TASK LIST
a. Using the blogging manifesto, explain in one to three sentences why the New York Times is said to now symbolize its industry's deep malaise.
b. Carry on the blogging manifesto from its last sentence.

The Blogging Manifesto

So here I am launching a blog, and pondering its implications. There is blood on my hands. Ink, rather … Venerable newspapers face extinction (from the May 1, 2008 issue of the Economist):

THE New York Times once epitomised all that was great about American newspapers; now it symbolises its industry’s deep malaise. The Grey Lady’s circulation is tumbling, down another 3.9% in the latest data from America’s Audit Bureau of Circulations (ABC). Its advertising revenues are down, too (12.5% lower in March than a year earlier), as is the share price of its owner, the New York Times Company, up from its January low but still over 20% below what it was last July. On Tuesday April 29th Standard & Poor’s cut the firm’s debt rating to one notch above junk.

A specter is haunting 620 8th Avenue in Manhattan – it is the ghost of the great economist, Joseph Schumpeter. It is also haunting newspapers large and small all across America. For those who don’t know him, Schumpeter’s ghost is a balding, German-accented fellow that few would recognize, but he is haunting them all the same. While alive, Schumpeter championed capitalism, while predicting its ultimate demise. Presumably the specter of Schumpeter is pleased that the corpus of Schumpeter erred in his prediction.

All the powers of old media have entered into a holy alliance to exorcise Schumpeter’s theory: media mogul and rock star, publisher and studio head, opinion-editing elitist and radio-spittling populist.

PROVIDED MATERIAL
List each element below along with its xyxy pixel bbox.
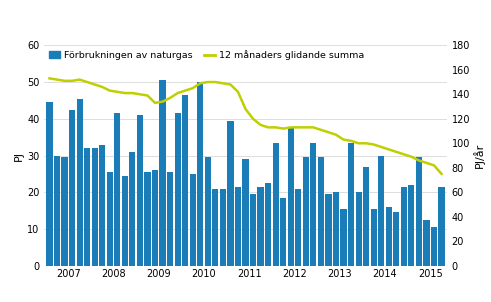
Bar [355, 192, 362, 266]
Bar [295, 188, 301, 266]
Bar [190, 174, 196, 266]
Bar [175, 113, 181, 266]
Bar [220, 188, 226, 266]
Legend: Förbrukningen av naturgas, 12 månaders glidande summa: Förbrukningen av naturgas, 12 månaders g… [49, 50, 364, 60]
Bar [385, 207, 392, 266]
Bar [54, 156, 60, 266]
Bar [182, 95, 188, 266]
Bar [340, 209, 347, 266]
Y-axis label: PJ: PJ [14, 150, 24, 161]
Bar [303, 157, 309, 266]
Bar [257, 187, 264, 266]
Bar [69, 110, 75, 266]
Bar [107, 172, 113, 266]
Bar [273, 143, 279, 266]
Bar [363, 167, 369, 266]
Bar [288, 128, 294, 266]
Bar [378, 156, 384, 266]
Bar [431, 227, 437, 266]
Bar [212, 188, 218, 266]
Bar [77, 98, 82, 266]
Bar [129, 152, 136, 266]
Bar [393, 213, 399, 266]
Bar [144, 172, 151, 266]
Bar [205, 157, 211, 266]
Bar [114, 113, 120, 266]
Bar [46, 102, 53, 266]
Bar [310, 143, 316, 266]
Bar [227, 120, 234, 266]
Bar [235, 187, 241, 266]
Bar [348, 143, 354, 266]
Bar [265, 183, 271, 266]
Bar [416, 157, 422, 266]
Bar [152, 170, 158, 266]
Bar [333, 192, 339, 266]
Bar [401, 187, 407, 266]
Bar [438, 187, 445, 266]
Bar [326, 194, 331, 266]
Bar [409, 185, 414, 266]
Bar [318, 157, 324, 266]
Bar [137, 115, 143, 266]
Bar [92, 148, 98, 266]
Bar [371, 209, 377, 266]
Bar [167, 172, 173, 266]
Bar [99, 145, 106, 266]
Bar [160, 80, 165, 266]
Bar [250, 194, 256, 266]
Y-axis label: PJ/år: PJ/år [473, 143, 485, 168]
Bar [280, 198, 286, 266]
Bar [122, 176, 128, 266]
Bar [197, 82, 203, 266]
Bar [423, 220, 430, 266]
Bar [84, 148, 90, 266]
Bar [61, 157, 68, 266]
Bar [243, 159, 248, 266]
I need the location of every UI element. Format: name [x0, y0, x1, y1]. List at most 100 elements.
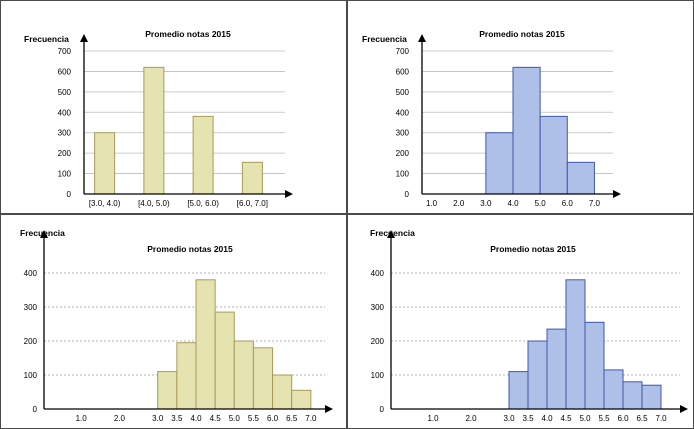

RESULTS IN ORDER
a. Its circulation is tumbling, down another 3.9%, and its advertising revenues fell 12.5% in March from a year earlier. Its owner's share price is still over 20% below last July's level, and on April 29th Standard & Poor's cut the firm's debt rating to one notch above junk.

b.
In 2001, the humbling of the “arrogance and hubris” of the Stanford MBAs and their new economy faith was welcomed with smug chuckles of the old guard. They still call it the Internet “bubble” – implying with certain confidence that inside the stock valuations of oh-so-many companies was nothing but air. Schumpeter’s ghost is now chuckling, as the incessant information technologies are continuing to unfold with much more force than bubbles, like some accelerating fire scorching existing businesses and business models

Some are smugly suggesting that the newspapers are in duress because they failed to plan ahead. The newspapers will fall regardless whether their owners plan or not. But those who see ahead see that the newspaper business has nothing to do with paper and everything to do with news.

The future is all about information. It is a future ripe for editors and writers whose life’s work is the manifestation of information. The packaging is what the old business model represents, and that packaging – a few hundred pages of cheap pulp smeared with a quarter-cup of ink – will not see the end of the next decade

It’s no secret that, as the Economist notes, “this decline is being blamed on the rise of the internet.” But what about the Internet, exactly? One cause is surely the loss of classified advertising to craigslist.com and eBay.com. Another cause is simply speed – why wait 24 hours to learn “breaking” news? A third cause is money, namely the high costs of physical production of a newspaper. And yet, the more important phenomenon that I see is disaggregation. A better way to think of this is personalized aggregation, something that can be done digitally with ease.

Why bother reading the six or seven political experts assembled by the Times, when I only enjoy Kristoff, Krugman and Kristol (okay, I’ll admit it … and Dowd)? Alternatively, I can use an RSS feed to get seven (or twenty) of my favorite writers piped directly to me at bloglines?

What is under siege is the business of mass-market aggregated news. I do not know if it can survive, but I do know that – as a blogger – I have its ink on my hands.

Comments

From my perspective the fundamental change in institutions like the Grey Lady has not been from the internet (although it certainly has changed the dynamics) - it has been the rise of editors who do not understand the truth in the notion you proposed in your initial post - namely that in this blog "We will be non-partisan, but not non-political."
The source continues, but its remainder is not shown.